**To be done:** Identify all lines below that hold "etishning" and collect them.

::: Material for this exercise :::

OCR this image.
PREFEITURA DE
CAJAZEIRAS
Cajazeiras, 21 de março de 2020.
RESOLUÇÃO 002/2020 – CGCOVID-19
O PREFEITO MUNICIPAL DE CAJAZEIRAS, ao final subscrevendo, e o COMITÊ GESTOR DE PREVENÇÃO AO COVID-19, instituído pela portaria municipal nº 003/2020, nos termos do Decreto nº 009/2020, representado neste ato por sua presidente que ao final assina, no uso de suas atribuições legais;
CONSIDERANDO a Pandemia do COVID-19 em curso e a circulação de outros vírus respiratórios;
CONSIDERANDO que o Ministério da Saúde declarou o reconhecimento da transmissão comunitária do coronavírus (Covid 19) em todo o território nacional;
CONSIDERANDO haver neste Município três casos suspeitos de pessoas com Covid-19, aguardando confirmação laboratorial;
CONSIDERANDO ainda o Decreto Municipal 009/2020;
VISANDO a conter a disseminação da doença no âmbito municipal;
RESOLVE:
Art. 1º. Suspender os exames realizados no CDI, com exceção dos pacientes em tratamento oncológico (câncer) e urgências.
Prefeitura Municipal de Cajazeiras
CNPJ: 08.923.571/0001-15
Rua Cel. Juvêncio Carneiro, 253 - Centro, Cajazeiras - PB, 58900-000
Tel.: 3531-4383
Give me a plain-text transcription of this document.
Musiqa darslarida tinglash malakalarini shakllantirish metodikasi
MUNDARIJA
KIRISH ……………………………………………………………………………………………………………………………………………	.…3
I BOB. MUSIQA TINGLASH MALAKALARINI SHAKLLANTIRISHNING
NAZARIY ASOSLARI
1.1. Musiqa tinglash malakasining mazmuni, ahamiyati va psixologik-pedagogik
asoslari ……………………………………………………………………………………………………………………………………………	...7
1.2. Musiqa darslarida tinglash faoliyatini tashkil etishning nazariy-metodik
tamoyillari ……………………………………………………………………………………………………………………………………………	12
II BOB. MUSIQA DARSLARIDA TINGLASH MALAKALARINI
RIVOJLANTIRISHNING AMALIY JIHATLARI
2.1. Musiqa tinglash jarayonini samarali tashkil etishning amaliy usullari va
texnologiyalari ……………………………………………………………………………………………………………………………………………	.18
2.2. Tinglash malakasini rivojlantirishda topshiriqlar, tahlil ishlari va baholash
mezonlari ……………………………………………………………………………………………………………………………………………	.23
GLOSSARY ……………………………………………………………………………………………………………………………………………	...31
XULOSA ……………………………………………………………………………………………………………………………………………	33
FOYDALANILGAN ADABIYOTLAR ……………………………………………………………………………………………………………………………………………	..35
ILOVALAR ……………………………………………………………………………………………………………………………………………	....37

:::

**Answer to the exercise:**
1.2. Musiqa darslarida tinglash faoliyatini tashkil etishning nazariy-metodik
2.1. Musiqa tinglash jarayonini samarali tashkil etishning amaliy usullari va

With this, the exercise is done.